┌─ RECORD LIST

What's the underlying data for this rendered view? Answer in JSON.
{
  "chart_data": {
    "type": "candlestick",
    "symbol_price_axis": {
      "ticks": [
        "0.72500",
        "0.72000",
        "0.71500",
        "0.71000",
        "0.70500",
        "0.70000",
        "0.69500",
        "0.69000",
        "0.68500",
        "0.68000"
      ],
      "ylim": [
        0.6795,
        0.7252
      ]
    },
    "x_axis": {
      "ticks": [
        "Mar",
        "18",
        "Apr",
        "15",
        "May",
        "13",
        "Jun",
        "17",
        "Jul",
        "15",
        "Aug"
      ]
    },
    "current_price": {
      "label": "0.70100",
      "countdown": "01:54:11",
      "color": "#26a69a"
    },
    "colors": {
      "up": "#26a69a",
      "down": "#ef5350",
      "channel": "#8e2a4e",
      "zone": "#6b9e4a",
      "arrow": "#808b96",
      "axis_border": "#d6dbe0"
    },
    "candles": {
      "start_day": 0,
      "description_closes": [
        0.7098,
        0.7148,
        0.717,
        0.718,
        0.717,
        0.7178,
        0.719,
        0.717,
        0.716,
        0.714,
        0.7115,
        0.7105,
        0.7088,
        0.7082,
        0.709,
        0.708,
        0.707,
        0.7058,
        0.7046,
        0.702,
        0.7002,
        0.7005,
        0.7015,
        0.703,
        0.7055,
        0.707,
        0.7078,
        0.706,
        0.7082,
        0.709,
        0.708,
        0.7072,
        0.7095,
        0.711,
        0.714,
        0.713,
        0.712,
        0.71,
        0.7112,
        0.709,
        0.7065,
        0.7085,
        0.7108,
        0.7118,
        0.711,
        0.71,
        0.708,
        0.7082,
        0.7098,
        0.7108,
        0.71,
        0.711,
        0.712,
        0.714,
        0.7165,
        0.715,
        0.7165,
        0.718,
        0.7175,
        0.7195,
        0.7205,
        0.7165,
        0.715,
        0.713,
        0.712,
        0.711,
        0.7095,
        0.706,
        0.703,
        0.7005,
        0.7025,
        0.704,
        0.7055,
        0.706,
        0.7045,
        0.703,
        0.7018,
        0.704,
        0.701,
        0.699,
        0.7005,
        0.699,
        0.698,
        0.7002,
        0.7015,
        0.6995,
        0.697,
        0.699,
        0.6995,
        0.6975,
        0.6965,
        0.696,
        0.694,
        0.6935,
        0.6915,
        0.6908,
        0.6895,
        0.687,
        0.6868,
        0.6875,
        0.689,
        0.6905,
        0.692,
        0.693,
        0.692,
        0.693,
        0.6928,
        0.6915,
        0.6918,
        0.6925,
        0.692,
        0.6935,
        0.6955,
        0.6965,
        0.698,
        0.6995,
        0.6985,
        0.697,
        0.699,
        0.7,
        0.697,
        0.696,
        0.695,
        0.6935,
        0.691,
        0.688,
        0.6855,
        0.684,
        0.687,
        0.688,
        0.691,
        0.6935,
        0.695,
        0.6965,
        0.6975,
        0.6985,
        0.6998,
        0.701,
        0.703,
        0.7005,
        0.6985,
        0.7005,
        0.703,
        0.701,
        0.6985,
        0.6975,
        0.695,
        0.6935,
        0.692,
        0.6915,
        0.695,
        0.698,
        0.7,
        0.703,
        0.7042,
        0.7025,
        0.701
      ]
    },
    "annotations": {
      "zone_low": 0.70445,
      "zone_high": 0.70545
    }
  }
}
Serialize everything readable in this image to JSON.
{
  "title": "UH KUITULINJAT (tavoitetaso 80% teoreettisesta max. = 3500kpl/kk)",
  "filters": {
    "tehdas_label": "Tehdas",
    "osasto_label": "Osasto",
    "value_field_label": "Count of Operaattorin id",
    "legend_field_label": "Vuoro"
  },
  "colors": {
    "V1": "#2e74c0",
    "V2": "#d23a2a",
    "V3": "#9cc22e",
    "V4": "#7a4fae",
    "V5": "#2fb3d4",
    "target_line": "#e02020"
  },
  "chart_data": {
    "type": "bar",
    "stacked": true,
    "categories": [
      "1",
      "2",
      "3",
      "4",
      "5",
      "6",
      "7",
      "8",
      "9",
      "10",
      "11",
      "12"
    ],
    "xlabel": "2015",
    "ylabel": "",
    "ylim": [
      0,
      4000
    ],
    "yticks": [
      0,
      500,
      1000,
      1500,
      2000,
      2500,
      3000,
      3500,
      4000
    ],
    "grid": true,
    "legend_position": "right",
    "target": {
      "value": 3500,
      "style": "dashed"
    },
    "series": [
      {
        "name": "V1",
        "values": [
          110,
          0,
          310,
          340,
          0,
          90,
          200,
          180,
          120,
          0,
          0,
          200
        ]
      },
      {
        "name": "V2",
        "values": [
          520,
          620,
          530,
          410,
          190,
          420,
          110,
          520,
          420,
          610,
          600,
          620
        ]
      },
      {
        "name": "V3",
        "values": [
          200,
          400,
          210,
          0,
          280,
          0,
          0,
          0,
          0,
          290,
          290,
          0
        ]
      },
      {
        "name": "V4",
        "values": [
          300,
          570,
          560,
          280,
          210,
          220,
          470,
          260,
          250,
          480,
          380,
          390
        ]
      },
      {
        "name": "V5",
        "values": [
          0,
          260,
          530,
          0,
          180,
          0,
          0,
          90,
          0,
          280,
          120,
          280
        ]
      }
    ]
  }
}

└─

REQUIRED WORK:
Print again each line of the listing above, exactly as it appears.

EXPECTED ANSWER:
What's the underlying data for this rendered view? Answer in JSON.
{
  "chart_data": {
    "type": "candlestick",
    "symbol_price_axis": {
      "ticks": [
        "0.72500",
        "0.72000",
        "0.71500",
        "0.71000",
        "0.70500",
        "0.70000",
        "0.69500",
        "0.69000",
        "0.68500",
        "0.68000"
      ],
      "ylim": [
        0.6795,
        0.7252
      ]
    },
    "x_axis": {
      "ticks": [
        "Mar",
        "18",
        "Apr",
        "15",
        "May",
        "13",
        "Jun",
        "17",
        "Jul",
        "15",
        "Aug"
      ]
    },
    "current_price": {
      "label": "0.70100",
      "countdown": "01:54:11",
      "color": "#26a69a"
    },
    "colors": {
      "up": "#26a69a",
      "down": "#ef5350",
      "channel": "#8e2a4e",
      "zone": "#6b9e4a",
      "arrow": "#808b96",
      "axis_border": "#d6dbe0"
    },
    "candles": {
      "start_day": 0,
      "description_closes": [
        0.7098,
        0.7148,
        0.717,
        0.718,
        0.717,
        0.7178,
        0.719,
        0.717,
        0.716,
        0.714,
        0.7115,
        0.7105,
        0.7088,
        0.7082,
        0.709,
        0.708,
        0.707,
        0.7058,
        0.7046,
        0.702,
        0.7002,
        0.7005,
        0.7015,
        0.703,
        0.7055,
        0.707,
        0.7078,
        0.706,
        0.7082,
        0.709,
        0.708,
        0.7072,
        0.7095,
        0.711,
        0.714,
        0.713,
        0.712,
        0.71,
        0.7112,
        0.709,
        0.7065,
        0.7085,
        0.7108,
        0.7118,
        0.711,
        0.71,
        0.708,
        0.7082,
        0.7098,
        0.7108,
        0.71,
        0.711,
        0.712,
        0.714,
        0.7165,
        0.715,
        0.7165,
        0.718,
        0.7175,
        0.7195,
        0.7205,
        0.7165,
        0.715,
        0.713,
        0.712,
        0.711,
        0.7095,
        0.706,
        0.703,
        0.7005,
        0.7025,
        0.704,
        0.7055,
        0.706,
        0.7045,
        0.703,
        0.7018,
        0.704,
        0.701,
        0.699,
        0.7005,
        0.699,
        0.698,
        0.7002,
        0.7015,
        0.6995,
        0.697,
        0.699,
        0.6995,
        0.6975,
        0.6965,
        0.696,
        0.694,
        0.6935,
        0.6915,
        0.6908,
        0.6895,
        0.687,
        0.6868,
        0.6875,
        0.689,
        0.6905,
        0.692,
        0.693,
        0.692,
        0.693,
        0.6928,
        0.6915,
        0.6918,
        0.6925,
        0.692,
        0.6935,
        0.6955,
        0.6965,
        0.698,
        0.6995,
        0.6985,
        0.697,
        0.699,
        0.7,
        0.697,
        0.696,
        0.695,
        0.6935,
        0.691,
        0.688,
        0.6855,
        0.684,
        0.687,
        0.688,
        0.691,
        0.6935,
        0.695,
        0.6965,
        0.6975,
        0.6985,
        0.6998,
        0.701,
        0.703,
        0.7005,
        0.6985,
        0.7005,
        0.703,
        0.701,
        0.6985,
        0.6975,
        0.695,
        0.6935,
        0.692,
        0.6915,
        0.695,
        0.698,
        0.7,
        0.703,
        0.7042,
        0.7025,
        0.701
      ]
    },
    "annotations": {
      "zone_low": 0.70445,
      "zone_high": 0.70545
    }
  }
}
Serialize everything readable in this image to JSON.
{
  "title": "UH KUITULINJAT (tavoitetaso 80% teoreettisesta max. = 3500kpl/kk)",
  "filters": {
    "tehdas_label": "Tehdas",
    "osasto_label": "Osasto",
    "value_field_label": "Count of Operaattorin id",
    "legend_field_label": "Vuoro"
  },
  "colors": {
    "V1": "#2e74c0",
    "V2": "#d23a2a",
    "V3": "#9cc22e",
    "V4": "#7a4fae",
    "V5": "#2fb3d4",
    "target_line": "#e02020"
  },
  "chart_data": {
    "type": "bar",
    "stacked": true,
    "categories": [
      "1",
      "2",
      "3",
      "4",
      "5",
      "6",
      "7",
      "8",
      "9",
      "10",
      "11",
      "12"
    ],
    "xlabel": "2015",
    "ylabel": "",
    "ylim": [
      0,
      4000
    ],
    "yticks": [
      0,
      500,
      1000,
      1500,
      2000,
      2500,
      3000,
      3500,
      4000
    ],
    "grid": true,
    "legend_position": "right",
    "target": {
      "value": 3500,
      "style": "dashed"
    },
    "series": [
      {
        "name": "V1",
        "values": [
          110,
          0,
          310,
          340,
          0,
          90,
          200,
          180,
          120,
          0,
          0,
          200
        ]
      },
      {
        "name": "V2",
        "values": [
          520,
          620,
          530,
          410,
          190,
          420,
          110,
          520,
          420,
          610,
          600,
          620
        ]
      },
      {
        "name": "V3",
        "values": [
          200,
          400,
          210,
          0,
          280,
          0,
          0,
          0,
          0,
          290,
          290,
          0
        ]
      },
      {
        "name": "V4",
        "values": [
          300,
          570,
          560,
          280,
          210,
          220,
          470,
          260,
          250,
          480,
          380,
          390
        ]
      },
      {
        "name": "V5",
        "values": [
          0,
          260,
          530,
          0,
          180,
          0,
          0,
          90,
          0,
          280,
          120,
          280
        ]
      }
    ]
  }
}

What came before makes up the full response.